● What you have to do
Return all lines with the word "προσώπων" in them.

● Excerpted records
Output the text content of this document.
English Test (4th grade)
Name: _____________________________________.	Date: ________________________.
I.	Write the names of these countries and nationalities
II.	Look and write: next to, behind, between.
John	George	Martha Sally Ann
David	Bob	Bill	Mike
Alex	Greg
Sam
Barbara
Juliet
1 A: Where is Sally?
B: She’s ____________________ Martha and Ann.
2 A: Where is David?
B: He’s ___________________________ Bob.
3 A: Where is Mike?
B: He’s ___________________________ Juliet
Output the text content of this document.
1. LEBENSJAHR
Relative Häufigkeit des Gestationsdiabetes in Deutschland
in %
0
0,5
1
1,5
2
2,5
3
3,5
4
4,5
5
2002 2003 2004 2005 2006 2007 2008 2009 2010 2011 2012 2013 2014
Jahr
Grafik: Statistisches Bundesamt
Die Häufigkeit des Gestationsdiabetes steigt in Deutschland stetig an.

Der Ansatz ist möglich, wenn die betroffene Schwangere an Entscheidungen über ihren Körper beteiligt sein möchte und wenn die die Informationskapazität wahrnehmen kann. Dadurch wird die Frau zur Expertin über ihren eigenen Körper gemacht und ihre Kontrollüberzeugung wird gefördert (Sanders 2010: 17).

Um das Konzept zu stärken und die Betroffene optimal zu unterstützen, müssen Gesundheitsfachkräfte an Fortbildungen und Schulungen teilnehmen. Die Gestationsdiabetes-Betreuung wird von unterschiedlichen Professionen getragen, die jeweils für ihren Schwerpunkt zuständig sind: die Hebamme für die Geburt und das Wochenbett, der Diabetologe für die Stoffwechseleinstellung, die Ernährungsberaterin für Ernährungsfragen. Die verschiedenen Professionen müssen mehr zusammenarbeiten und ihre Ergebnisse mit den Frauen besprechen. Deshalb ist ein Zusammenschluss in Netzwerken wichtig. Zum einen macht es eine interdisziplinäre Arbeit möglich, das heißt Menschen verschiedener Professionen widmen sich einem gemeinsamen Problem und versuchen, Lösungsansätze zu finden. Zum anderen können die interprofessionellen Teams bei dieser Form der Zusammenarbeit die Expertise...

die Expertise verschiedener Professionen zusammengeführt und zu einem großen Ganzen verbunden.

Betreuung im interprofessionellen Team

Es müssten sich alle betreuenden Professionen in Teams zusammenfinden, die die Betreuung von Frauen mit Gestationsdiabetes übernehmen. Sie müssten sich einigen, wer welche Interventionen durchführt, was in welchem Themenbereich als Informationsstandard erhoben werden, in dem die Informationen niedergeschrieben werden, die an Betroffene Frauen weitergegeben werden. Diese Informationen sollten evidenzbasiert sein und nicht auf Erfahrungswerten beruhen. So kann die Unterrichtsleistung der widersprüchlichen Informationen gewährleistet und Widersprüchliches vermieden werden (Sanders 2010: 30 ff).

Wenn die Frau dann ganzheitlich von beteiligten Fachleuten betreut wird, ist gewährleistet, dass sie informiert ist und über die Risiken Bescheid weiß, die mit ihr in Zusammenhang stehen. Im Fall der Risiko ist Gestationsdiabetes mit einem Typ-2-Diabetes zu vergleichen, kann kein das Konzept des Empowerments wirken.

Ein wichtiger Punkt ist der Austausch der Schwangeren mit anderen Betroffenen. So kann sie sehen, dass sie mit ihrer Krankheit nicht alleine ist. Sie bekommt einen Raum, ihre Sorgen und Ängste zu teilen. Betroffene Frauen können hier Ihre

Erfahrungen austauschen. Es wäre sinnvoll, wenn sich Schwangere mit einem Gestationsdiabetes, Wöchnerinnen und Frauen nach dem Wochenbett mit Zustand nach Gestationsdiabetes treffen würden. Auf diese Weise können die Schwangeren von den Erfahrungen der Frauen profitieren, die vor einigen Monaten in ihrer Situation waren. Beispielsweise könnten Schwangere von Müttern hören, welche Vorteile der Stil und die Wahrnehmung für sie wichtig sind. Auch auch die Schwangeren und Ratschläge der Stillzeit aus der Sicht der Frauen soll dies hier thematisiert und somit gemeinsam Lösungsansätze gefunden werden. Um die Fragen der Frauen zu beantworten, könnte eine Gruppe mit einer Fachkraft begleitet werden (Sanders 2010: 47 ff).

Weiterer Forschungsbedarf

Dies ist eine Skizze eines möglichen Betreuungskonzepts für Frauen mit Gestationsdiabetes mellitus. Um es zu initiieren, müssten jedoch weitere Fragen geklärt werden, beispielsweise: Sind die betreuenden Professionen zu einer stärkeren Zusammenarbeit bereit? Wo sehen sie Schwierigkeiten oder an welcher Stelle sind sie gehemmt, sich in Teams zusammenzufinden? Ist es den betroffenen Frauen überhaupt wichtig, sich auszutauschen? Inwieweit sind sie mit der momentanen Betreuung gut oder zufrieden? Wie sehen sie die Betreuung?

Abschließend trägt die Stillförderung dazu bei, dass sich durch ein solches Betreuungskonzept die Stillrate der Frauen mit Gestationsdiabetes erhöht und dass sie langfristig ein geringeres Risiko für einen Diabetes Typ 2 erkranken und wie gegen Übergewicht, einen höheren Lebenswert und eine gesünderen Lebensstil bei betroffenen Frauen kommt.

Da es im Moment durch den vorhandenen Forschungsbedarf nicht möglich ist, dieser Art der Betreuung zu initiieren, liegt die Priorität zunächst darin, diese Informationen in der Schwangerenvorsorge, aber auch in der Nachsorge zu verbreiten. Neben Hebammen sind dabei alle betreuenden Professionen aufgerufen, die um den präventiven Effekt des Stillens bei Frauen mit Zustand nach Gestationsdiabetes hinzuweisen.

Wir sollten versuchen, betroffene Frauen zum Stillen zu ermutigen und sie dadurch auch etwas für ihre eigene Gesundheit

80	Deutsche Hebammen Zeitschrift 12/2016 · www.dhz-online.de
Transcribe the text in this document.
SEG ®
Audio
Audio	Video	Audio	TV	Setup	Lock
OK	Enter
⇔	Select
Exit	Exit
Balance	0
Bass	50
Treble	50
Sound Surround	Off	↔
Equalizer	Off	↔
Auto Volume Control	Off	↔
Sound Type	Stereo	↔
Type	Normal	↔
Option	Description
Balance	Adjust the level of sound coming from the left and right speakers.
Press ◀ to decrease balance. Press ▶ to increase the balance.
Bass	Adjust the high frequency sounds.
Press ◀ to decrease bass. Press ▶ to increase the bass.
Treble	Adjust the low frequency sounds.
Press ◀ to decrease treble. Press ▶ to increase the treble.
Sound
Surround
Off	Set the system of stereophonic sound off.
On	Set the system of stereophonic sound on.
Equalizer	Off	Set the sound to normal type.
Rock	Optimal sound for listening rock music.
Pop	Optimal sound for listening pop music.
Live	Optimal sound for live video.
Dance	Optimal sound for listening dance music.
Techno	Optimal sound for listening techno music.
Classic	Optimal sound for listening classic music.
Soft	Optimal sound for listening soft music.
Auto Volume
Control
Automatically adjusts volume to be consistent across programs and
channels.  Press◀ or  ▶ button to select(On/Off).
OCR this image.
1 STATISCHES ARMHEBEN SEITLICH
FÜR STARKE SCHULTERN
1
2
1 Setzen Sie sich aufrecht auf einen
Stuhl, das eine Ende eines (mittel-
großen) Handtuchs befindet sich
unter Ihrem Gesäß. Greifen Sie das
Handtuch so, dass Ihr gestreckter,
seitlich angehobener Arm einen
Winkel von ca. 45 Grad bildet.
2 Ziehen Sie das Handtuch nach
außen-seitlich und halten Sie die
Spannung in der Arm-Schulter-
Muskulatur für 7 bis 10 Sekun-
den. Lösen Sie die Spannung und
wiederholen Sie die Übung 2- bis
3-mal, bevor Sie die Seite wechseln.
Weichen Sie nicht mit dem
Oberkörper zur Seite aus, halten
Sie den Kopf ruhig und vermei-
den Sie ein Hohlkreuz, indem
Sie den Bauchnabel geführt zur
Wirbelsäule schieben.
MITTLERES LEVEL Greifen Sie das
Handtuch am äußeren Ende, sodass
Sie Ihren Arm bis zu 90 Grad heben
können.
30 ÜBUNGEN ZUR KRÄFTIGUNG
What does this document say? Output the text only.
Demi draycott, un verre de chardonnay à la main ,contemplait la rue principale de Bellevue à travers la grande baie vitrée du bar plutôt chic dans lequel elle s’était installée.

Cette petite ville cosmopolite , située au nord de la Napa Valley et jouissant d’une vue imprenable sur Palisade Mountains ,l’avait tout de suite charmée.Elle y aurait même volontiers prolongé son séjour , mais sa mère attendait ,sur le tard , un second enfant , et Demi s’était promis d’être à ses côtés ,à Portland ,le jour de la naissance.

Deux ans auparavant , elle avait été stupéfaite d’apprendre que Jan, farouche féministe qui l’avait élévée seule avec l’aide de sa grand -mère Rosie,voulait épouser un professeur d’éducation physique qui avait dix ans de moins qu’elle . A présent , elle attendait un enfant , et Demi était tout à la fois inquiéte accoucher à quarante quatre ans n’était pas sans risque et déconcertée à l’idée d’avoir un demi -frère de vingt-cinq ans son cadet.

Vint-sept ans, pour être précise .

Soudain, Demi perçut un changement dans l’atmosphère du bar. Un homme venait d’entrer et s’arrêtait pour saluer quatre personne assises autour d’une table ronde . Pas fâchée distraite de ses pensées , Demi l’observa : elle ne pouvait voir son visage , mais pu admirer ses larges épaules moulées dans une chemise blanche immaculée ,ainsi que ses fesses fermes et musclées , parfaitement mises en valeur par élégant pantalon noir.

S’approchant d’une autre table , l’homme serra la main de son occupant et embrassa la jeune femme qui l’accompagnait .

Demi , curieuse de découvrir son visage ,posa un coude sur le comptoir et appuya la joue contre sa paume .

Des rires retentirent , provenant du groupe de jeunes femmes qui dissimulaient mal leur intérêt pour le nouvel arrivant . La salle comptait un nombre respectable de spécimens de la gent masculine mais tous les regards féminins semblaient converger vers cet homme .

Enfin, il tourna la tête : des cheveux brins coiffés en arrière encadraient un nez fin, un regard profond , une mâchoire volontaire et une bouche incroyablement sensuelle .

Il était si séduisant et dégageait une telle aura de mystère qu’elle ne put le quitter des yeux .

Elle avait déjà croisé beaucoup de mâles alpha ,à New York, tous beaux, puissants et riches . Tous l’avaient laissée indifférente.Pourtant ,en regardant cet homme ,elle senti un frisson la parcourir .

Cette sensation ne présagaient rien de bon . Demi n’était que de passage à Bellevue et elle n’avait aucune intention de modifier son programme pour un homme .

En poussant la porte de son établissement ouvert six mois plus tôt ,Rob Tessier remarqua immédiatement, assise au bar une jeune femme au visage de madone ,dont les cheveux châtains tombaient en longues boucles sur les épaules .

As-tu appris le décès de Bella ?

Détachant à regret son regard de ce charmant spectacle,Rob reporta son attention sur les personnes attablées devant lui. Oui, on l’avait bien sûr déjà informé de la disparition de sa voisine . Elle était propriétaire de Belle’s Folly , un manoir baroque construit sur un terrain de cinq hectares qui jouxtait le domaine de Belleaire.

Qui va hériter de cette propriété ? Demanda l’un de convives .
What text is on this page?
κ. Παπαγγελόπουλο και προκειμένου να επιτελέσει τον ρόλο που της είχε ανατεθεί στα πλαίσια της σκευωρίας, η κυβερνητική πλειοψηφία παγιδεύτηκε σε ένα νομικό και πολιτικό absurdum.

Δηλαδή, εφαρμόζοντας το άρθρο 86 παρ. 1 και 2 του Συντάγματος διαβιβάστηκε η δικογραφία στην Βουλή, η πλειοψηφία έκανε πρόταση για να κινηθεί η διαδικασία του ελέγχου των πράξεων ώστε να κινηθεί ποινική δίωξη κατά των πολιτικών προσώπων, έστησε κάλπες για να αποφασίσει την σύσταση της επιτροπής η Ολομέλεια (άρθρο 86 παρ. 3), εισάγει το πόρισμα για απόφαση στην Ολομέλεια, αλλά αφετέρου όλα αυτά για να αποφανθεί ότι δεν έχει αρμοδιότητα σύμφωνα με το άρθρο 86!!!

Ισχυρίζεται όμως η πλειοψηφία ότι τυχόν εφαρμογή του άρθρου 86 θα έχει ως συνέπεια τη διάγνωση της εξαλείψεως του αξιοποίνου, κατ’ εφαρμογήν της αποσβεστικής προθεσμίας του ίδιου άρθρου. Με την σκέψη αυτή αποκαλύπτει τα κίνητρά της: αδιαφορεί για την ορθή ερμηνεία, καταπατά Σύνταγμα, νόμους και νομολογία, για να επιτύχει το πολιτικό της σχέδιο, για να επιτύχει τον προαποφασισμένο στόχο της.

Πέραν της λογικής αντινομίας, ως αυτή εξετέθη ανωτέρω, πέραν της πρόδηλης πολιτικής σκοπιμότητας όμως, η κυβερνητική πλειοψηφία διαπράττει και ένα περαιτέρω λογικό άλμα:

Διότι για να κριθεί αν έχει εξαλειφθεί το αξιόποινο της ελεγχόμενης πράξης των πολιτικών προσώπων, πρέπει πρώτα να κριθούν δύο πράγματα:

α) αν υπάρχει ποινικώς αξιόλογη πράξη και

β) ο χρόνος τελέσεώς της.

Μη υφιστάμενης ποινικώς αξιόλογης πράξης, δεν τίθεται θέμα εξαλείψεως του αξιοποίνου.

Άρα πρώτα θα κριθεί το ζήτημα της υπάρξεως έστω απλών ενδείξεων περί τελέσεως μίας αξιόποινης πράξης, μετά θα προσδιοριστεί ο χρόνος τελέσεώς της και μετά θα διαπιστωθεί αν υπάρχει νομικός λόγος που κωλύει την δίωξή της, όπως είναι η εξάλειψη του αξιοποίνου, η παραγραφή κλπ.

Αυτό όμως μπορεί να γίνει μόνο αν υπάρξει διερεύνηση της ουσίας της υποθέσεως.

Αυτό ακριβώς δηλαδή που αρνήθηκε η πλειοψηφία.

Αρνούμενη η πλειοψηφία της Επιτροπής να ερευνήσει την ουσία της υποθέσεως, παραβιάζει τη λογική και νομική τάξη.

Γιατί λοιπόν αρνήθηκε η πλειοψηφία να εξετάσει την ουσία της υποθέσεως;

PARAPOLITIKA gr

● Response to the task
Δηλαδή, εφαρμόζοντας το άρθρο 86 παρ. 1 και 2 του Συντάγματος διαβιβάστηκε η δικογραφία στην Βουλή, η πλειοψηφία έκανε πρόταση για να κινηθεί η διαδικασία του ελέγχου των πράξεων ώστε να κινηθεί ποινική δίωξη κατά των πολιτικών προσώπων, έστησε κάλπες για να αποφασίσει την σύσταση της επιτροπής η Ολομέλεια (άρθρο 86 παρ. 3), εισάγει το πόρισμα για απόφαση στην Ολομέλεια, αλλά αφετέρου όλα αυτά για να αποφανθεί ότι δεν έχει αρμοδιότητα σύμφωνα με το άρθρο 86!!!
Διότι για να κριθεί αν έχει εξαλειφθεί το αξιόποινο της ελεγχόμενης πράξης των πολιτικών προσώπων, πρέπει πρώτα να κριθούν δύο πράγματα:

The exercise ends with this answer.